--- START ITEMS ---

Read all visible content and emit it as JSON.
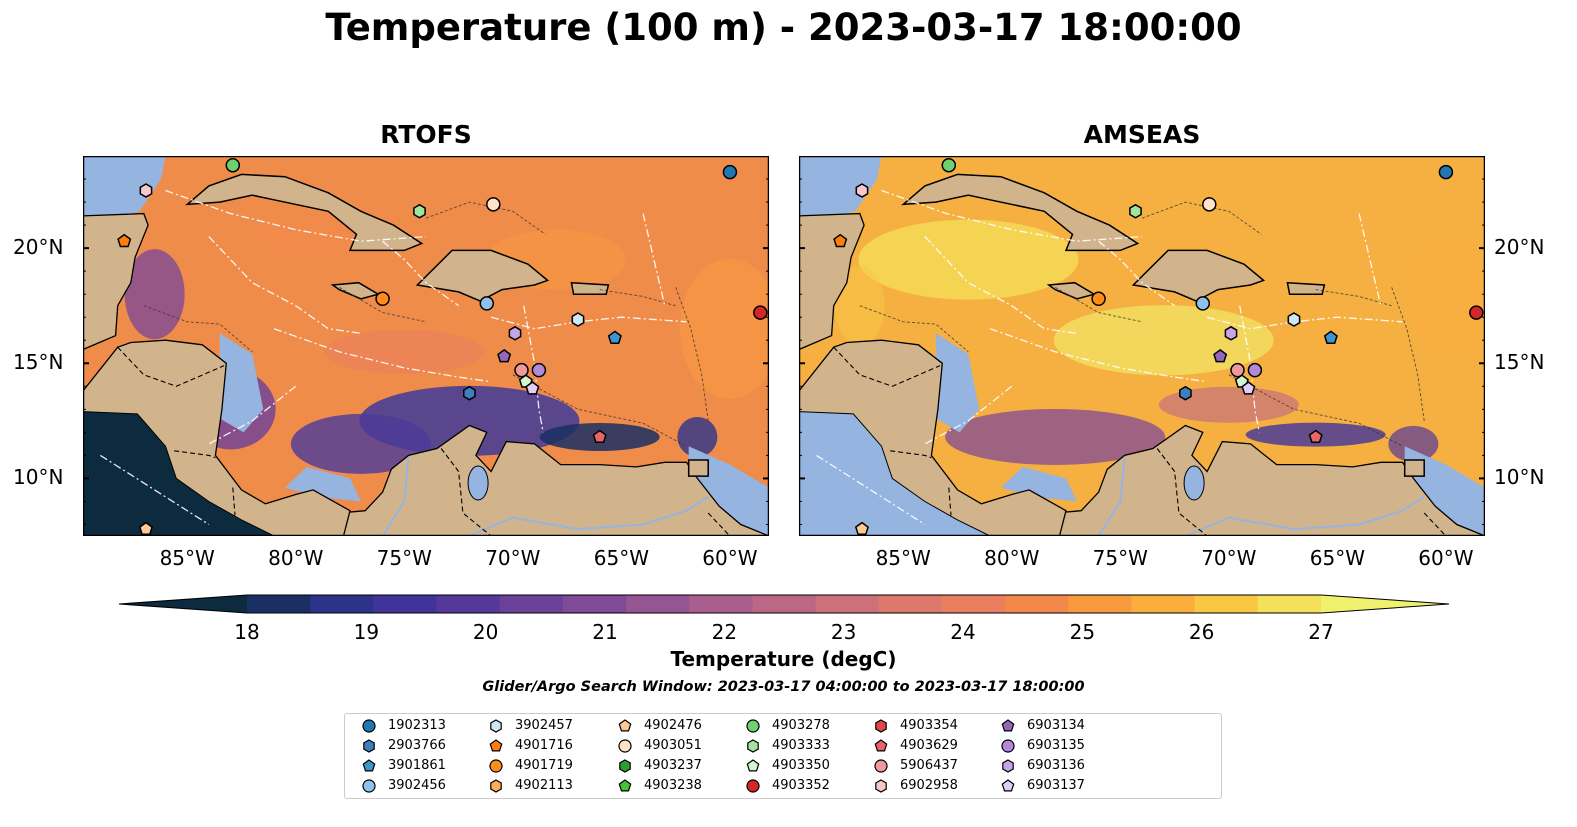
{
  "title": "Temperature (100 m) - 2023-03-17 18:00:00",
  "panels": [
    {
      "name": "rtofs",
      "title": "RTOFS"
    },
    {
      "name": "amseas",
      "title": "AMSEAS"
    }
  ],
  "axes": {
    "x_ticks": [
      "85°W",
      "80°W",
      "75°W",
      "70°W",
      "65°W",
      "60°W"
    ],
    "y_ticks": [
      "20°N",
      "15°N",
      "10°N"
    ]
  },
  "colorbar": {
    "label": "Temperature (degC)",
    "ticks": [
      "18",
      "19",
      "20",
      "21",
      "22",
      "23",
      "24",
      "25",
      "26",
      "27"
    ],
    "range": [
      18,
      27
    ],
    "colors": [
      "#0d2b3e",
      "#1a2f63",
      "#2c3389",
      "#40349a",
      "#55389a",
      "#6b4099",
      "#7f4a96",
      "#955592",
      "#a95e8d",
      "#bc6785",
      "#ce7079",
      "#dd786c",
      "#ea7e5e",
      "#f4884b",
      "#f99a3f",
      "#fbae3c",
      "#f8c744",
      "#f4e05a",
      "#f0f26e"
    ]
  },
  "search_window": "Glider/Argo Search Window: 2023-03-17 04:00:00 to 2023-03-17 18:00:00",
  "legend": [
    {
      "id": "1902313",
      "marker": "circle",
      "color": "#1f77b4"
    },
    {
      "id": "2903766",
      "marker": "hexagon",
      "color": "#3f7fbf"
    },
    {
      "id": "3901861",
      "marker": "pentagon",
      "color": "#3f95cf"
    },
    {
      "id": "3902456",
      "marker": "circle",
      "color": "#8fc1ec"
    },
    {
      "id": "3902457",
      "marker": "hexagon",
      "color": "#cfe6f7"
    },
    {
      "id": "4901716",
      "marker": "pentagon",
      "color": "#ff7f0e"
    },
    {
      "id": "4901719",
      "marker": "circle",
      "color": "#ff8c1a"
    },
    {
      "id": "4902113",
      "marker": "hexagon",
      "color": "#ffad5c"
    },
    {
      "id": "4902476",
      "marker": "pentagon",
      "color": "#ffc894"
    },
    {
      "id": "4903051",
      "marker": "circle",
      "color": "#ffe3c8"
    },
    {
      "id": "4903237",
      "marker": "hexagon",
      "color": "#2ca02c"
    },
    {
      "id": "4903238",
      "marker": "pentagon",
      "color": "#4cbf3c"
    },
    {
      "id": "4903278",
      "marker": "circle",
      "color": "#6fd06f"
    },
    {
      "id": "4903333",
      "marker": "hexagon",
      "color": "#a0e4a0"
    },
    {
      "id": "4903350",
      "marker": "pentagon",
      "color": "#d2f5d2"
    },
    {
      "id": "4903352",
      "marker": "circle",
      "color": "#d62728"
    },
    {
      "id": "4903354",
      "marker": "hexagon",
      "color": "#e0474a"
    },
    {
      "id": "4903629",
      "marker": "pentagon",
      "color": "#e8646a"
    },
    {
      "id": "5906437",
      "marker": "circle",
      "color": "#f0999b"
    },
    {
      "id": "6902958",
      "marker": "hexagon",
      "color": "#f8c8ca"
    },
    {
      "id": "6903134",
      "marker": "pentagon",
      "color": "#9467bd"
    },
    {
      "id": "6903135",
      "marker": "circle",
      "color": "#b08ad6"
    },
    {
      "id": "6903136",
      "marker": "hexagon",
      "color": "#c5a5ea"
    },
    {
      "id": "6903137",
      "marker": "pentagon",
      "color": "#e2cdf7"
    }
  ],
  "chart_data": {
    "type": "heatmap",
    "title": "Temperature (100 m) - 2023-03-17 18:00:00",
    "xlim": [
      -89.8,
      -58.2
    ],
    "ylim": [
      7.5,
      24.0
    ],
    "units": "degC",
    "colorbar_range": [
      18,
      27
    ],
    "legend_placement": "bottom-center",
    "subplots": [
      "RTOFS",
      "AMSEAS"
    ],
    "markers": [
      {
        "id": "1902313",
        "lon": -60.0,
        "lat": 23.3
      },
      {
        "id": "2903766",
        "lon": -72.0,
        "lat": 13.7
      },
      {
        "id": "3901861",
        "lon": -65.3,
        "lat": 16.1
      },
      {
        "id": "3902456",
        "lon": -71.2,
        "lat": 17.6
      },
      {
        "id": "3902457",
        "lon": -67.0,
        "lat": 16.9
      },
      {
        "id": "4901716",
        "lon": -87.9,
        "lat": 20.3
      },
      {
        "id": "4901719",
        "lon": -76.0,
        "lat": 17.8
      },
      {
        "id": "4902113",
        "lon": -70.9,
        "lat": 21.9
      },
      {
        "id": "4902476",
        "lon": -86.9,
        "lat": 7.8
      },
      {
        "id": "4903051",
        "lon": -70.9,
        "lat": 21.9
      },
      {
        "id": "4903278",
        "lon": -82.9,
        "lat": 23.6
      },
      {
        "id": "4903333",
        "lon": -74.3,
        "lat": 21.6
      },
      {
        "id": "4903350",
        "lon": -69.4,
        "lat": 14.2
      },
      {
        "id": "4903352",
        "lon": -58.6,
        "lat": 17.2
      },
      {
        "id": "4903629",
        "lon": -66.0,
        "lat": 11.8
      },
      {
        "id": "5906437",
        "lon": -69.6,
        "lat": 14.7
      },
      {
        "id": "6902958",
        "lon": -86.9,
        "lat": 22.5
      },
      {
        "id": "6903134",
        "lon": -70.4,
        "lat": 15.3
      },
      {
        "id": "6903135",
        "lon": -68.8,
        "lat": 14.7
      },
      {
        "id": "6903136",
        "lon": -69.9,
        "lat": 16.3
      },
      {
        "id": "6903137",
        "lon": -69.1,
        "lat": 13.9
      }
    ]
  }
}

--- END ITEMS ---

▶ **WHAT THIS TASK INVOLVES**: Extract every line from the records above that contains the word "title".

▶ **EXERCISE SOLUTION**:
  "title": "Temperature (100 m) - 2023-03-17 18:00:00",
      "title": "RTOFS"
      "title": "AMSEAS"
    "title": "Temperature (100 m) - 2023-03-17 18:00:00",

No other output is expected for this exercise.